• _THE INPUT_
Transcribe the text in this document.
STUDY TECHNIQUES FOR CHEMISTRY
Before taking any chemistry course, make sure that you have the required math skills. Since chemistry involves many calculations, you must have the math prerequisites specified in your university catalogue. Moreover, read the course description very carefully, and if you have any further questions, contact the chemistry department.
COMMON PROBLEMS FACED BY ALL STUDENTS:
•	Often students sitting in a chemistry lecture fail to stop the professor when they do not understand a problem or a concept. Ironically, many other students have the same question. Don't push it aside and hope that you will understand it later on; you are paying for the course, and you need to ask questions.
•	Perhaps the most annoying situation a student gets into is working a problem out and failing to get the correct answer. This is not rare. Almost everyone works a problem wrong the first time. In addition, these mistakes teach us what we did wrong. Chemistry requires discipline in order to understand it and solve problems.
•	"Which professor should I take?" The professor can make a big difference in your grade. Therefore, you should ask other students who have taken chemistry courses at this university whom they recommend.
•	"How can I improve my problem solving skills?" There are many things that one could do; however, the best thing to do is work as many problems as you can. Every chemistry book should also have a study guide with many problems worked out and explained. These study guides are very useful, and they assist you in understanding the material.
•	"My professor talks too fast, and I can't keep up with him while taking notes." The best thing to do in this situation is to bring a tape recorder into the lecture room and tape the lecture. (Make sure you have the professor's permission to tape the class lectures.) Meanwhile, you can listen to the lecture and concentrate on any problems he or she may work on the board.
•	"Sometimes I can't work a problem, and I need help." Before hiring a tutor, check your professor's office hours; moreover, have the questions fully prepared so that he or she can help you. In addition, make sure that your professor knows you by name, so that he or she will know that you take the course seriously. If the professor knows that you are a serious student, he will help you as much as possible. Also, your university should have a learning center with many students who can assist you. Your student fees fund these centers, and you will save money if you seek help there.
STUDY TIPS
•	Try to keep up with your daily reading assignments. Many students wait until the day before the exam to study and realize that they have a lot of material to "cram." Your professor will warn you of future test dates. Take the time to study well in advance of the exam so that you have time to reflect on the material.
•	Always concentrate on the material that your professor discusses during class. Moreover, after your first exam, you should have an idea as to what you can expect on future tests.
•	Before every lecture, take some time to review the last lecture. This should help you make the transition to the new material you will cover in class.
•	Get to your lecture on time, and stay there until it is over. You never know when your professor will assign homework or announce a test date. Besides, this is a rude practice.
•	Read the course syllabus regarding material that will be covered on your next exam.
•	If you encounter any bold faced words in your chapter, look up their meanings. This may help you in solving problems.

• _GIVEN EXERCISE_
The records above are to be copied in full, exactly as written.

• _ANSWER TO THE TASK_
Transcribe the text in this document.
STUDY TECHNIQUES FOR CHEMISTRY
Before taking any chemistry course, make sure that you have the required math skills. Since chemistry involves many calculations, you must have the math prerequisites specified in your university catalogue. Moreover, read the course description very carefully, and if you have any further questions, contact the chemistry department.
COMMON PROBLEMS FACED BY ALL STUDENTS:
•	Often students sitting in a chemistry lecture fail to stop the professor when they do not understand a problem or a concept. Ironically, many other students have the same question. Don't push it aside and hope that you will understand it later on; you are paying for the course, and you need to ask questions.
•	Perhaps the most annoying situation a student gets into is working a problem out and failing to get the correct answer. This is not rare. Almost everyone works a problem wrong the first time. In addition, these mistakes teach us what we did wrong. Chemistry requires discipline in order to understand it and solve problems.
•	"Which professor should I take?" The professor can make a big difference in your grade. Therefore, you should ask other students who have taken chemistry courses at this university whom they recommend.
•	"How can I improve my problem solving skills?" There are many things that one could do; however, the best thing to do is work as many problems as you can. Every chemistry book should also have a study guide with many problems worked out and explained. These study guides are very useful, and they assist you in understanding the material.
•	"My professor talks too fast, and I can't keep up with him while taking notes." The best thing to do in this situation is to bring a tape recorder into the lecture room and tape the lecture. (Make sure you have the professor's permission to tape the class lectures.) Meanwhile, you can listen to the lecture and concentrate on any problems he or she may work on the board.
•	"Sometimes I can't work a problem, and I need help." Before hiring a tutor, check your professor's office hours; moreover, have the questions fully prepared so that he or she can help you. In addition, make sure that your professor knows you by name, so that he or she will know that you take the course seriously. If the professor knows that you are a serious student, he will help you as much as possible. Also, your university should have a learning center with many students who can assist you. Your student fees fund these centers, and you will save money if you seek help there.
STUDY TIPS
•	Try to keep up with your daily reading assignments. Many students wait until the day before the exam to study and realize that they have a lot of material to "cram." Your professor will warn you of future test dates. Take the time to study well in advance of the exam so that you have time to reflect on the material.
•	Always concentrate on the material that your professor discusses during class. Moreover, after your first exam, you should have an idea as to what you can expect on future tests.
•	Before every lecture, take some time to review the last lecture. This should help you make the transition to the new material you will cover in class.
•	Get to your lecture on time, and stay there until it is over. You never know when your professor will assign homework or announce a test date. Besides, this is a rude practice.
•	Read the course syllabus regarding material that will be covered on your next exam.
•	If you encounter any bold faced words in your chapter, look up their meanings. This may help you in solving problems.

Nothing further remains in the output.